◆ **Data shown**:
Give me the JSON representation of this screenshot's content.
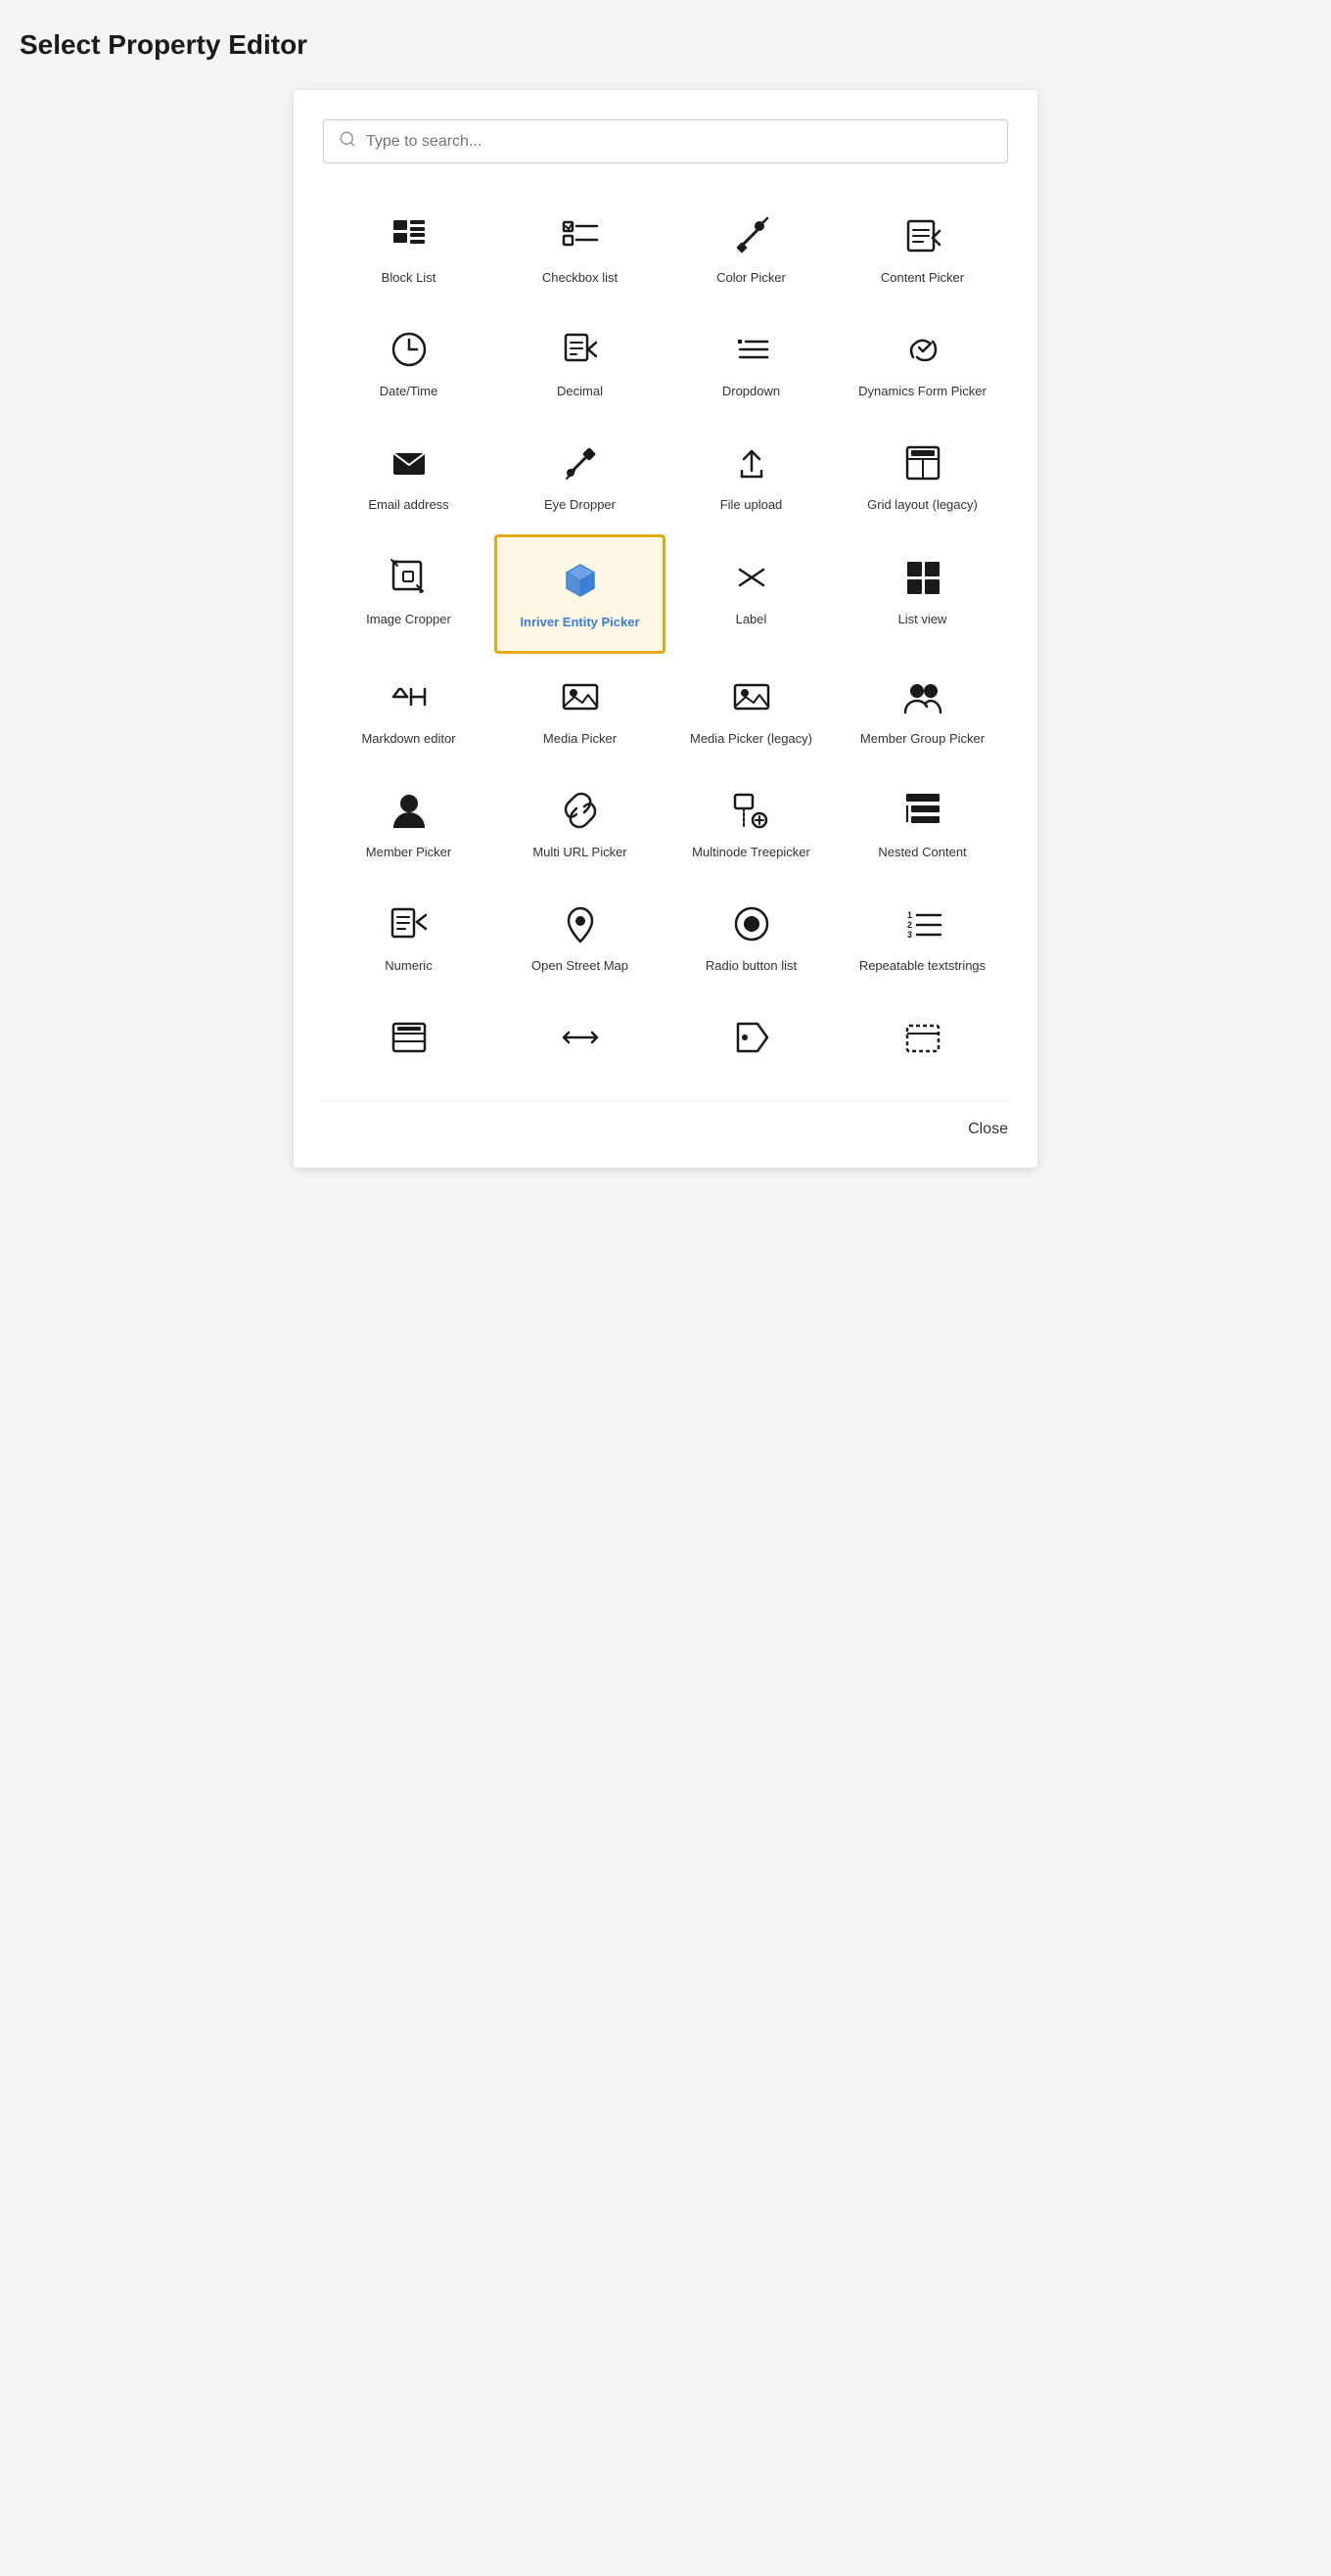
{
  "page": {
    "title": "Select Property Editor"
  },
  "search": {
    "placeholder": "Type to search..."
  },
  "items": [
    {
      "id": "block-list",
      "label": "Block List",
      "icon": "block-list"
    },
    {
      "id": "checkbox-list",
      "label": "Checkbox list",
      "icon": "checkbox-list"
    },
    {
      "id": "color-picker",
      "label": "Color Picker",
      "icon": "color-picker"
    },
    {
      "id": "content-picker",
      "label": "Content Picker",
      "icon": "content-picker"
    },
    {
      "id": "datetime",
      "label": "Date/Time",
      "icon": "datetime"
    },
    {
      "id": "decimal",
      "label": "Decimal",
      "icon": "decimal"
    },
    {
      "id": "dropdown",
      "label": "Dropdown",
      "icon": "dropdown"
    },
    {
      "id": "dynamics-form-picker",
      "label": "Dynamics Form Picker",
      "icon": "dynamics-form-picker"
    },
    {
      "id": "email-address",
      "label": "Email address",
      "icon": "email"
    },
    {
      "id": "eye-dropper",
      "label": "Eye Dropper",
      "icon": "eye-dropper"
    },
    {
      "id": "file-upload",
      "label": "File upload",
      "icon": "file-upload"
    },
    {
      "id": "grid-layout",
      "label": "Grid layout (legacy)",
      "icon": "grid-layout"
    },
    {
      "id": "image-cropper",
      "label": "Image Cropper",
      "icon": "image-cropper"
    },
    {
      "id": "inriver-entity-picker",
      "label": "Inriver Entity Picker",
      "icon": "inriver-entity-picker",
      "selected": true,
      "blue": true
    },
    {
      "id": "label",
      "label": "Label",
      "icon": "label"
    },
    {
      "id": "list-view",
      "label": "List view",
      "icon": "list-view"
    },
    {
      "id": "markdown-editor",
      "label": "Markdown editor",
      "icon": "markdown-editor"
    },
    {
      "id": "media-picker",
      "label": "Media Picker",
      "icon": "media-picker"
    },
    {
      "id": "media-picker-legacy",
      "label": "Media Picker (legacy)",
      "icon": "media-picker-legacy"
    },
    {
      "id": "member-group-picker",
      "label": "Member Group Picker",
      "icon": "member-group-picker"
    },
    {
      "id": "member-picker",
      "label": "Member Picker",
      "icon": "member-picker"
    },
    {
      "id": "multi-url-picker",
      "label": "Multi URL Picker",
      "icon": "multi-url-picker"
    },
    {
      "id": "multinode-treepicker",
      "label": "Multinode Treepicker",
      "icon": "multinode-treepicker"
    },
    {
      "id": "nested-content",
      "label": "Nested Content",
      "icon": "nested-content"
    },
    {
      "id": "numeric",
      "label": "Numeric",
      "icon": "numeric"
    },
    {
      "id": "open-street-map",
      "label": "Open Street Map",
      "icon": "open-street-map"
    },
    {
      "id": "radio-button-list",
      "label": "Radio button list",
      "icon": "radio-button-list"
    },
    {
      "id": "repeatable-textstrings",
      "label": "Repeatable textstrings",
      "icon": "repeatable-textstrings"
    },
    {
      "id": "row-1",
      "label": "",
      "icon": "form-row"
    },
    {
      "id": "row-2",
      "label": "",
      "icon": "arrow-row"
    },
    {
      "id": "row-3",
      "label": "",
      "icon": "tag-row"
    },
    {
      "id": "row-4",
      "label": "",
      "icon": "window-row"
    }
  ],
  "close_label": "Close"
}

==

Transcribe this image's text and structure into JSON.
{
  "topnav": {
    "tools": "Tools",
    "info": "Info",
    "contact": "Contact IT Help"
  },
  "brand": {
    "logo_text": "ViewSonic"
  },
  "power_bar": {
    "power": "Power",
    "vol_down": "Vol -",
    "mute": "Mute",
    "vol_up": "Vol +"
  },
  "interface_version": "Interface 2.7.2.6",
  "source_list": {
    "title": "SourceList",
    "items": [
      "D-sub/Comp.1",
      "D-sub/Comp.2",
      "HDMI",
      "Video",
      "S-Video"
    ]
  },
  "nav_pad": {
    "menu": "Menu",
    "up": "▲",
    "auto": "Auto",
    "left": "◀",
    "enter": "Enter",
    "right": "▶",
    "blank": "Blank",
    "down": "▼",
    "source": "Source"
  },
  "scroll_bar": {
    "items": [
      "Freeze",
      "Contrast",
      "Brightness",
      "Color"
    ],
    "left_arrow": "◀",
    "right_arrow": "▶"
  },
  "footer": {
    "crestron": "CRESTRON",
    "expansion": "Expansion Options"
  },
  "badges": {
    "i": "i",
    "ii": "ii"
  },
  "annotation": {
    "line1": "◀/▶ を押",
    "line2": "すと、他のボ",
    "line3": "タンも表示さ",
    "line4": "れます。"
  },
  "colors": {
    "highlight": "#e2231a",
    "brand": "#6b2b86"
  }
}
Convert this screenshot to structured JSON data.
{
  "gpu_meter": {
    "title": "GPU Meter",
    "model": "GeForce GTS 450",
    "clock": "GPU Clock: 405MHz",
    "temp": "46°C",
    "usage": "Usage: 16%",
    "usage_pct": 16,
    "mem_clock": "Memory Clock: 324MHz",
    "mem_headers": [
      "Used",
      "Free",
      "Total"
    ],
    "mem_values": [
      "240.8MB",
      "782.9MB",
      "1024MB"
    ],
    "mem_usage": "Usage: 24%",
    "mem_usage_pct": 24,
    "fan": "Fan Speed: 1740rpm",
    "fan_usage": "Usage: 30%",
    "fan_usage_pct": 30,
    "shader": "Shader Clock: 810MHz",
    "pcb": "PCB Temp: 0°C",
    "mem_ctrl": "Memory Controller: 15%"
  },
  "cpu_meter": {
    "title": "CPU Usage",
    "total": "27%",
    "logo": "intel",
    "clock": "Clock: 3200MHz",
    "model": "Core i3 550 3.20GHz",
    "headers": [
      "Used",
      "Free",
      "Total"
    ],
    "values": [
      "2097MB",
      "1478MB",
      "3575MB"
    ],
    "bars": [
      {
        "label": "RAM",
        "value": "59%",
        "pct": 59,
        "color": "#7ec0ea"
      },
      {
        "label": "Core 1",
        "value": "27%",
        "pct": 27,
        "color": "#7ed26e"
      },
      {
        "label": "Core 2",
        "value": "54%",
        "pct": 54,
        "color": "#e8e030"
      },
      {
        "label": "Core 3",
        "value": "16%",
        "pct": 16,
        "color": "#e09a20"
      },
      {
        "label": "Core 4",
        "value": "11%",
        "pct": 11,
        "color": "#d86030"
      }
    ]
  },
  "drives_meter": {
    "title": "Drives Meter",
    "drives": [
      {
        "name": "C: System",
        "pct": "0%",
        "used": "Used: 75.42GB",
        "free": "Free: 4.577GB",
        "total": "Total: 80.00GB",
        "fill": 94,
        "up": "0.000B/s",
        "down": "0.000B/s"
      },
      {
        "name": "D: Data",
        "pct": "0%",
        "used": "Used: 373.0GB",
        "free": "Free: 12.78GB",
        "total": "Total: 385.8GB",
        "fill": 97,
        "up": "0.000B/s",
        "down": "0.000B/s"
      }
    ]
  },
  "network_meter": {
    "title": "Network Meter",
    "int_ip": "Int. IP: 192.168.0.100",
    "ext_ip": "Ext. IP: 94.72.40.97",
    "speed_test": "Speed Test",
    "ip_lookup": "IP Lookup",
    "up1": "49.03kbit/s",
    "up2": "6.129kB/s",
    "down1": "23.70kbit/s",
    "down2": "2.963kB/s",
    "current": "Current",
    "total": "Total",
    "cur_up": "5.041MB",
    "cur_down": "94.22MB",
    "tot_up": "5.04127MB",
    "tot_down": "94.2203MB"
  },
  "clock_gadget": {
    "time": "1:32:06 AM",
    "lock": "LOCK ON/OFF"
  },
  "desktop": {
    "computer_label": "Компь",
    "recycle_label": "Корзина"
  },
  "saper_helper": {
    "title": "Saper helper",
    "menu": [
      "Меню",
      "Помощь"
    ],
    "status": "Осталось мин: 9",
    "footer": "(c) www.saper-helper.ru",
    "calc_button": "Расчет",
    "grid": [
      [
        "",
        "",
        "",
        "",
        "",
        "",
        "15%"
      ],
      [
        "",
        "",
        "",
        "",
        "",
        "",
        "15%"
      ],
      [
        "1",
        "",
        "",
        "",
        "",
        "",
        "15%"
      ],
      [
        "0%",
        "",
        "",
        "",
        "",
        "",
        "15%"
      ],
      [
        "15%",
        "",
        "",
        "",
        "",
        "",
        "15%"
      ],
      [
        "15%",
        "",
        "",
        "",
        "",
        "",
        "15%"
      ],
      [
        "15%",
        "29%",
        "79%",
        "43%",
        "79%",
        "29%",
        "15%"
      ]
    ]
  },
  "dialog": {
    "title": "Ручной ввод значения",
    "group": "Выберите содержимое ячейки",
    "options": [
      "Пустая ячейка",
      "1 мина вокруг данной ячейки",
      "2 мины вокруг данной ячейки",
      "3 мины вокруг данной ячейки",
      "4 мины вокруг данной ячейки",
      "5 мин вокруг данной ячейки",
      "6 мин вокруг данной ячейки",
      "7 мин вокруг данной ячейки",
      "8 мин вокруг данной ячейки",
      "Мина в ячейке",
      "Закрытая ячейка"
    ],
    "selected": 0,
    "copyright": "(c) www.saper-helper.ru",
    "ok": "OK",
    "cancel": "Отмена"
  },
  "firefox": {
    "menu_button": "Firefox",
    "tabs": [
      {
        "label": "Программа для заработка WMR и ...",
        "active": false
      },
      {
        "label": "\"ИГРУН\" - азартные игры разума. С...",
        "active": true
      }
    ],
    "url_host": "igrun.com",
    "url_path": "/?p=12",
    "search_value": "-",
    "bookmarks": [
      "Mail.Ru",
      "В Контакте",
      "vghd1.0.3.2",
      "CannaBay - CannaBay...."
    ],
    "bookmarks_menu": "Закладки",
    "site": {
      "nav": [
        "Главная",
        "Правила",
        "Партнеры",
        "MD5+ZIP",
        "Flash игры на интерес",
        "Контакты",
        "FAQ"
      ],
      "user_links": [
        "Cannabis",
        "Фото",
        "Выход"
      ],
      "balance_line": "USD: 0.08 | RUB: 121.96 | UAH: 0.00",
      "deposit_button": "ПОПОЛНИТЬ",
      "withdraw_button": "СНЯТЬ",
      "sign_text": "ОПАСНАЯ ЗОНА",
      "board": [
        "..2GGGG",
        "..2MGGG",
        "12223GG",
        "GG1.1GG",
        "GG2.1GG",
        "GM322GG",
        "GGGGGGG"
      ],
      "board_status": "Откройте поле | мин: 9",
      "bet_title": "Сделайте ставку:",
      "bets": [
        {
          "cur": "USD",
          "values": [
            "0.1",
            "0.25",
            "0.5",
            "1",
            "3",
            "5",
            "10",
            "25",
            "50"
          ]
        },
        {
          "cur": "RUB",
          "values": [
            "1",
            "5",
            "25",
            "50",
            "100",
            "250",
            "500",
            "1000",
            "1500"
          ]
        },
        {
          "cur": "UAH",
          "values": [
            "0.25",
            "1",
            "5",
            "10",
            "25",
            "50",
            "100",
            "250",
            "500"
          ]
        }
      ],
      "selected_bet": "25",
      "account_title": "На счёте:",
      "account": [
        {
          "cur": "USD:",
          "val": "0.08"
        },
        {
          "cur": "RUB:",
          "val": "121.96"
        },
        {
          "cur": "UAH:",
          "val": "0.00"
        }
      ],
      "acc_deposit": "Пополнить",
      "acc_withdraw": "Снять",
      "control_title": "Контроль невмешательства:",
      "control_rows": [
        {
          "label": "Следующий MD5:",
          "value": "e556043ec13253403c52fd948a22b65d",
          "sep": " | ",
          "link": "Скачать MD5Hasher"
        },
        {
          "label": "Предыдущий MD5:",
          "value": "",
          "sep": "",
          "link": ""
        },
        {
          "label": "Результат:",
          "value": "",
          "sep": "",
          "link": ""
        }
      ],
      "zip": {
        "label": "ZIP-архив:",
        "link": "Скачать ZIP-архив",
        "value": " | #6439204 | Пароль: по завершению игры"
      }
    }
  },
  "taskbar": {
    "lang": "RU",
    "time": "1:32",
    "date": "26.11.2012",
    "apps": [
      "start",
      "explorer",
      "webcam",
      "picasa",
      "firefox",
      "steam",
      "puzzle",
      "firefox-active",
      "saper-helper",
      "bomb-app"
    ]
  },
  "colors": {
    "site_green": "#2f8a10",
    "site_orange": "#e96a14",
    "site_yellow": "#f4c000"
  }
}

◆ **Exercise brief**: Going through the records above, state how many lines carry "upload", with no other text.

◆ **Final answer**: 3